Market Update December 26, 2018

*|MC:SUBJECT|*
Equity Markets have been falling since early October, but the selloff has intensified in recent days.

What has caused the recent selloff?
On September 21st, U.S. stocks (as measured by the S&P 500 Index) peaked at 2,940.  Since then, they have fallen 19.8% to the low on Christmas Eve.  Six issues have fueled this decline:
  1. Concerns about a slowing U.S. economy alongside already-weak international economies have spooked investors.  Fears of a near-term recession have risen.
  2. Growing consensus that the Federal Reserve has raised interest rates too much and has contracted the money supply too quickly has created concern.
  3. The U.S./China trade dispute seems to have no clear resolution in sight.
  4. Algorithmic/program trading has exacerbated normal declines.
  5. The holidays are traditionally low-liquidity trading days, where gains and declines are magnified.
  6. The U.S. Government shutdown (with no apparent path to resolution on the border wall issue) has increased the political risk in markets.
Stocks have experienced sharp selloffs without recessions
Bear markets and steep declines most often occur alongside recessions.  Yet economic data in the U.S. continues to be strong.  A recession—should one occur—would be at least nine months away.

Collection entries
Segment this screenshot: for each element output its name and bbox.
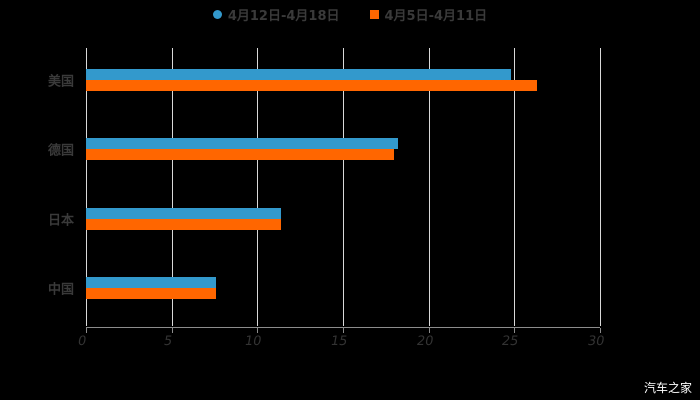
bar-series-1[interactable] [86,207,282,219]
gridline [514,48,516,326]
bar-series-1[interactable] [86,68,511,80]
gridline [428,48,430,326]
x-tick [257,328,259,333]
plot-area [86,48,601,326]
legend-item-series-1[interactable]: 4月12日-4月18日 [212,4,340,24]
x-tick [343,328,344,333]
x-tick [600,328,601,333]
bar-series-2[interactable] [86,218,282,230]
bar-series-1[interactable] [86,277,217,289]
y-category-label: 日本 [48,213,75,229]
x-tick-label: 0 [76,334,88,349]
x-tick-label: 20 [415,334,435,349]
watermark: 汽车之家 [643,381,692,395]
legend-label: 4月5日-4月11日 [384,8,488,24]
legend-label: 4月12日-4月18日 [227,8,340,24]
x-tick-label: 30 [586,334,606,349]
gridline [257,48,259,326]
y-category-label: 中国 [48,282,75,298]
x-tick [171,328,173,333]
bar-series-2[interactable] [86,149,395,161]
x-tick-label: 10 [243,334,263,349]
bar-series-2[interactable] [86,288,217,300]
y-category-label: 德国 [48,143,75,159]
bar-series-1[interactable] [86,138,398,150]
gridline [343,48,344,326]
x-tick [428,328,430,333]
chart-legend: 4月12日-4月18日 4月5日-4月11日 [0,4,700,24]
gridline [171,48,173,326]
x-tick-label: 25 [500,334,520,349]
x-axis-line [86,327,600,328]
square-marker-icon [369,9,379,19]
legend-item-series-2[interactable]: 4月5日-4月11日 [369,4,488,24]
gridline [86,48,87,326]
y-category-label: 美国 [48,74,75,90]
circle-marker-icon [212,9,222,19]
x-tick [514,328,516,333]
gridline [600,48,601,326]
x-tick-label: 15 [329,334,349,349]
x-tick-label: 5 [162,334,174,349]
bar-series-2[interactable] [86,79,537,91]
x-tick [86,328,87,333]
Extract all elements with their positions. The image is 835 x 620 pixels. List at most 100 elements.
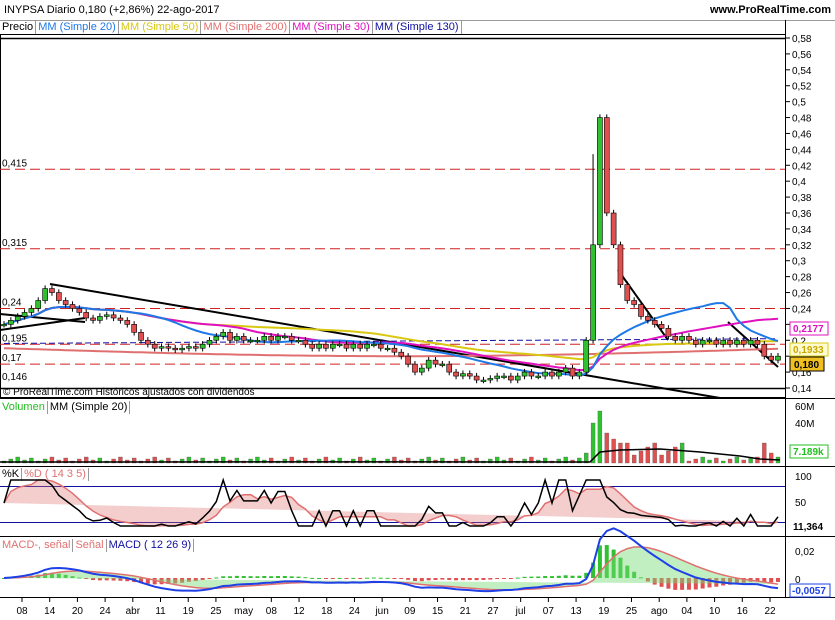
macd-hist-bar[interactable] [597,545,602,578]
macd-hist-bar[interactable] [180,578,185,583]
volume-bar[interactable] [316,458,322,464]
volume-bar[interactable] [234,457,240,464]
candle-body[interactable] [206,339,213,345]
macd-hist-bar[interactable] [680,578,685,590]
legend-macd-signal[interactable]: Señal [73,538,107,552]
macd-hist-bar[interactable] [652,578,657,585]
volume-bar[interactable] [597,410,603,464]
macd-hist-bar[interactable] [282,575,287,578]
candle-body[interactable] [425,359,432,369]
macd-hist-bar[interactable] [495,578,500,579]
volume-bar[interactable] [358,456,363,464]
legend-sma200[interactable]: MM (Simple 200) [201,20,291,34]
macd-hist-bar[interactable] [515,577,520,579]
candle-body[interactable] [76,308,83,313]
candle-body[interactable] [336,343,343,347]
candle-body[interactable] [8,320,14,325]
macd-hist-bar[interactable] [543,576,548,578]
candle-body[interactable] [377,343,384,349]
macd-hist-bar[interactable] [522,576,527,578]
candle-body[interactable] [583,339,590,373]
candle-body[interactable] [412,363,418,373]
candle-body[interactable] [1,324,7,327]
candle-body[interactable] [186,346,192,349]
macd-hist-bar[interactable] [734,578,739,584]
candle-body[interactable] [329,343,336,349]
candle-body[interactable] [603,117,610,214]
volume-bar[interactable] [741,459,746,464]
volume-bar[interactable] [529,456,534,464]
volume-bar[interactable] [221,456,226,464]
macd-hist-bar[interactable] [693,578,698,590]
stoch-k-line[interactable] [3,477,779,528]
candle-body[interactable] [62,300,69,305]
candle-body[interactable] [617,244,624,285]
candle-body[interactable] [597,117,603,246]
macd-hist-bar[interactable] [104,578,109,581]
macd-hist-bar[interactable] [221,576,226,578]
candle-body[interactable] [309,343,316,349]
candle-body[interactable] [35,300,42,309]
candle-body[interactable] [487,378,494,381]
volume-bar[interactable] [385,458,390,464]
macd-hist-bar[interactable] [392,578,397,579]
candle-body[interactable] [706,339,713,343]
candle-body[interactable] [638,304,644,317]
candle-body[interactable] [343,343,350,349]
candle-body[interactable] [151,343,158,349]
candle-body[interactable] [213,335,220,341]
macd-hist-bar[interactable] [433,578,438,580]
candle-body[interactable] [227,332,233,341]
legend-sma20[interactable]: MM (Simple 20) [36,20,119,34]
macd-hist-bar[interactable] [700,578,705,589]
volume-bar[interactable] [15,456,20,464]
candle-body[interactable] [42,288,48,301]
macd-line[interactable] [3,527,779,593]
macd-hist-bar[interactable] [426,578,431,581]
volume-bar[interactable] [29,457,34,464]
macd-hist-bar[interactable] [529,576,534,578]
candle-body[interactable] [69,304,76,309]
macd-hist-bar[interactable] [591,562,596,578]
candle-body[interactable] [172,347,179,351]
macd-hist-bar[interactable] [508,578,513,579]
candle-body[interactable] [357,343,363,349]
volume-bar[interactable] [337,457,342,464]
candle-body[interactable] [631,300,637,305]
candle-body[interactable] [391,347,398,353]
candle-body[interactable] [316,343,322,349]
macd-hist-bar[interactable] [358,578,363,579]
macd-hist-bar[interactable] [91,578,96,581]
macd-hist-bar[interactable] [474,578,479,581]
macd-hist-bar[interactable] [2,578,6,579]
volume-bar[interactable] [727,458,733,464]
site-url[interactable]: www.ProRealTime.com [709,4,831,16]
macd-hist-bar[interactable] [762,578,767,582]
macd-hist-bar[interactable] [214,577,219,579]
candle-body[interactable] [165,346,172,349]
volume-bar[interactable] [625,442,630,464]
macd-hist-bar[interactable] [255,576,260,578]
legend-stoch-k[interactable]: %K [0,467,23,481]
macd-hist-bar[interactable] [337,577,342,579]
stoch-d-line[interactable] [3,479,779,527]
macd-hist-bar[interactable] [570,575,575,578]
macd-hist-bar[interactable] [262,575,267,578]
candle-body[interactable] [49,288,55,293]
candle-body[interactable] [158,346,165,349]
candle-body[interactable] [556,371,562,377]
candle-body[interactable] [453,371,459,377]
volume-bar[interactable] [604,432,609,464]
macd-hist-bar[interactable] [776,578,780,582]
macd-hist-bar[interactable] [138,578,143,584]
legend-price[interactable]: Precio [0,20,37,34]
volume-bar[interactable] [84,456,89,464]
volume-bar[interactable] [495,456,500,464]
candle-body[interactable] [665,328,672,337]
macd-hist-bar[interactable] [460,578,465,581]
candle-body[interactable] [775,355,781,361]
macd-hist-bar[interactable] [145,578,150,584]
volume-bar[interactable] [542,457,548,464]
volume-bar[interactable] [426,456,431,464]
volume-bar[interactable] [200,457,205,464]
...
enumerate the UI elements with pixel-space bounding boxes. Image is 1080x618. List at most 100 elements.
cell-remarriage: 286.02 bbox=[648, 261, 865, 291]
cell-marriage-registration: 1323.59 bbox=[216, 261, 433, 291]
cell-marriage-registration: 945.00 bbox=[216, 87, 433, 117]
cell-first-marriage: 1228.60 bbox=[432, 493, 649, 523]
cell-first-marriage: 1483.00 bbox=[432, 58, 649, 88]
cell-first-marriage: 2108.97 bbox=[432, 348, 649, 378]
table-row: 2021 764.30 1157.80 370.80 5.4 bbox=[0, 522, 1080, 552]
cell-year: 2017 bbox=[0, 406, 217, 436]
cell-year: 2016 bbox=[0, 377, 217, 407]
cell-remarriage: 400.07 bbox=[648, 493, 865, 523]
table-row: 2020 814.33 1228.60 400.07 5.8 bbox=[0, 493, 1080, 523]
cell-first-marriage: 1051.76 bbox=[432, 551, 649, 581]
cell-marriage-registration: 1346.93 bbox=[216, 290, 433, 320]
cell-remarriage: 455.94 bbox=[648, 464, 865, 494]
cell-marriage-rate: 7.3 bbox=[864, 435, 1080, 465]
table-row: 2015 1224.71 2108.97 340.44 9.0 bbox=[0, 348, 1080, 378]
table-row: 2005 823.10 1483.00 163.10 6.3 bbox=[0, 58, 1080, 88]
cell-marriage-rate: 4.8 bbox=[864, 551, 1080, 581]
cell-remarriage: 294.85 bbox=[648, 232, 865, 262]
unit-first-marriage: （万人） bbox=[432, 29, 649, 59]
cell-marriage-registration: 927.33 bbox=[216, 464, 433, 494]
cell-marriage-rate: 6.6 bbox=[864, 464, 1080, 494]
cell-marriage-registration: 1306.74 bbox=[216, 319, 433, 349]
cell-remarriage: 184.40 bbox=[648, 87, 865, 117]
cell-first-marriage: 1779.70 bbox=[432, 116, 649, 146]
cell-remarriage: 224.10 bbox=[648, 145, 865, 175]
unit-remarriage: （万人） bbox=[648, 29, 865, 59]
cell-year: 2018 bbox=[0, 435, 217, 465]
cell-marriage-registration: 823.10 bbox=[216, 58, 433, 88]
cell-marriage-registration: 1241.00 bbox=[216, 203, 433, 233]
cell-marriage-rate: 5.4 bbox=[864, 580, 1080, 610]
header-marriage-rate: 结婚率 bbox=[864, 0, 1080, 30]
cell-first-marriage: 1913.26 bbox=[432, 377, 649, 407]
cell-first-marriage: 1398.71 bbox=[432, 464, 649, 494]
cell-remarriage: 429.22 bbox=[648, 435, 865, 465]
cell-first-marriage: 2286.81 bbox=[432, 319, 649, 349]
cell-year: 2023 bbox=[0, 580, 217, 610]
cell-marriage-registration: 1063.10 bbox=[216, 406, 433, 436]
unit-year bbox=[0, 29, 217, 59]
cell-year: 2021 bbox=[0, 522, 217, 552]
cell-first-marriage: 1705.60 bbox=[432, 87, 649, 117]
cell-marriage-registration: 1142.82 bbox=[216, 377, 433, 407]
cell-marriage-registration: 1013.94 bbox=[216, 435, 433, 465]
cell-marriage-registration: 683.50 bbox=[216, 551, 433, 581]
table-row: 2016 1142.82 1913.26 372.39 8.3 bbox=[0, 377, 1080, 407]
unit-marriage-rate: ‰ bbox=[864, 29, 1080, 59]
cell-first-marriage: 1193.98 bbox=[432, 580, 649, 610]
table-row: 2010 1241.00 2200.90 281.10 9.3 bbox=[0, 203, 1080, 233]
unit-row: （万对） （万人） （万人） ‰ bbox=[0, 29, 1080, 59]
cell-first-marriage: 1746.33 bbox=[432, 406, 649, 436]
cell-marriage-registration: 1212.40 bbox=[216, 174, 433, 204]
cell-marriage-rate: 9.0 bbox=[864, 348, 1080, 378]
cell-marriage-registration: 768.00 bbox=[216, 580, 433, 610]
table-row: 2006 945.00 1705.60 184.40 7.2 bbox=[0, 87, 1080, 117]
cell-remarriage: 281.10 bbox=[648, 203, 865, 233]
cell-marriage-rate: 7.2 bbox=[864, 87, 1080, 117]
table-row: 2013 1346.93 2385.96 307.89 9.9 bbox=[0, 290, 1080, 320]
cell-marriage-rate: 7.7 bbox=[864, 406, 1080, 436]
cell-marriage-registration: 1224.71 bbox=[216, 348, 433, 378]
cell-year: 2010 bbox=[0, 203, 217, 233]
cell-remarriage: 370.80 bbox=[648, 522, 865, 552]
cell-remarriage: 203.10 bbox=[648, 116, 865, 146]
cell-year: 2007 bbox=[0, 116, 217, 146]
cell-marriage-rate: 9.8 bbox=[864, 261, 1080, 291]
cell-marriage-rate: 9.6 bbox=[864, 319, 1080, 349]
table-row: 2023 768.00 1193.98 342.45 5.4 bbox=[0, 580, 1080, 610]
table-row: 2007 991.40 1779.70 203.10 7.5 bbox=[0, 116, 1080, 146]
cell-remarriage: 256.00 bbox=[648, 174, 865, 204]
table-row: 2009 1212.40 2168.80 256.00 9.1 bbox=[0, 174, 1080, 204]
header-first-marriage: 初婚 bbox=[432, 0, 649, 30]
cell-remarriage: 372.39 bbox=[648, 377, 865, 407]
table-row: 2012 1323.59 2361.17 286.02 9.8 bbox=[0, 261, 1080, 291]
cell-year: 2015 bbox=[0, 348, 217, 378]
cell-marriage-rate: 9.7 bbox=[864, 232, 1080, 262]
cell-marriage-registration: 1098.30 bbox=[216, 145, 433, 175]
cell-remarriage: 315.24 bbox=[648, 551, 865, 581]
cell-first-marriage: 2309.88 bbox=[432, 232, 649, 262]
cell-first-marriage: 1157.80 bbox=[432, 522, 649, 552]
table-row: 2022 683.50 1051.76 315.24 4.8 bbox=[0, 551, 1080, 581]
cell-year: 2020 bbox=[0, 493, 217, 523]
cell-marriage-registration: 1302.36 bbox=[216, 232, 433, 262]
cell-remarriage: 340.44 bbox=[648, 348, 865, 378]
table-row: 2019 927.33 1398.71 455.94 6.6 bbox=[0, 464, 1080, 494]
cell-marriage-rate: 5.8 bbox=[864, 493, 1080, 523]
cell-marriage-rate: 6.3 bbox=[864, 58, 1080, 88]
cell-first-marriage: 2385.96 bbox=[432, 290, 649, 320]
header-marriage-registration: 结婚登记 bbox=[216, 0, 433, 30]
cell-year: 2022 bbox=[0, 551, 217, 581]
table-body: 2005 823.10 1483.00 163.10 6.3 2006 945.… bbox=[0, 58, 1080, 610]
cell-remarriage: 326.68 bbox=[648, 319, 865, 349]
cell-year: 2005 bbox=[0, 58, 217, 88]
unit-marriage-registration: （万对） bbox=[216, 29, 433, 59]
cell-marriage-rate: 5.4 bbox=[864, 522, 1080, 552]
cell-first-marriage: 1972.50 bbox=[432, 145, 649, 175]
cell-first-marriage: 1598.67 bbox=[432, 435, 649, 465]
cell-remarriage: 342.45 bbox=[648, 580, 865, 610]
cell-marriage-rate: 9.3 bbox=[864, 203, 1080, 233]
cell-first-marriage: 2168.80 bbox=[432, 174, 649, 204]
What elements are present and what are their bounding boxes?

Directions
1. Print the passage of the December 2018 market update from "What has caused" to "recession have risen." word for word.
2. Proceed with the market update on the late-2018 stock selloff, writing on from its final sentence.

Task answers
1.
What has caused the recent selloff?
On September 21st, U.S. stocks (as measured by the S&P 500 Index) peaked at 2,940.  Since then, they have fallen 19.8% to the low on Christmas Eve.  Six issues have fueled this decline:
  1. Concerns about a slowing U.S. economy alongside already-weak international economies have spooked investors.  Fears of a near-term recession have risen.

2.
In 1987, a combination of slowing growth and portfolio insurance products led to “Black Monday” and a 34% decline in stocks prices over a 3-month period.  In 1998, stocks fell 19% in 2 months during the Asian currency crisis.  Even as recently at 2016, stocks fell 13% over 3 months due to slowing growth in Asia and declining oil prices.  Yet none of these market events happened during a recession.

Markets are telling us we are in the later stages of economic growth
Stock market volatility is one of the hallmarks of an economy that has entered the late stage of economic growth.  Other indicators, such as tightening credit and slowing growth, also support this thesis.

Conclusion
While the U.S. market may go lower over the next 2 years, historical examples indicate that we will likely see a short-term bounce over the coming months.  Investor sentiment is clearly negative.  Technical indicators such as upside/downside volumes, put/call ratios, and advance/decline lines are all pointing to a market environment where fear has prevailed over reason.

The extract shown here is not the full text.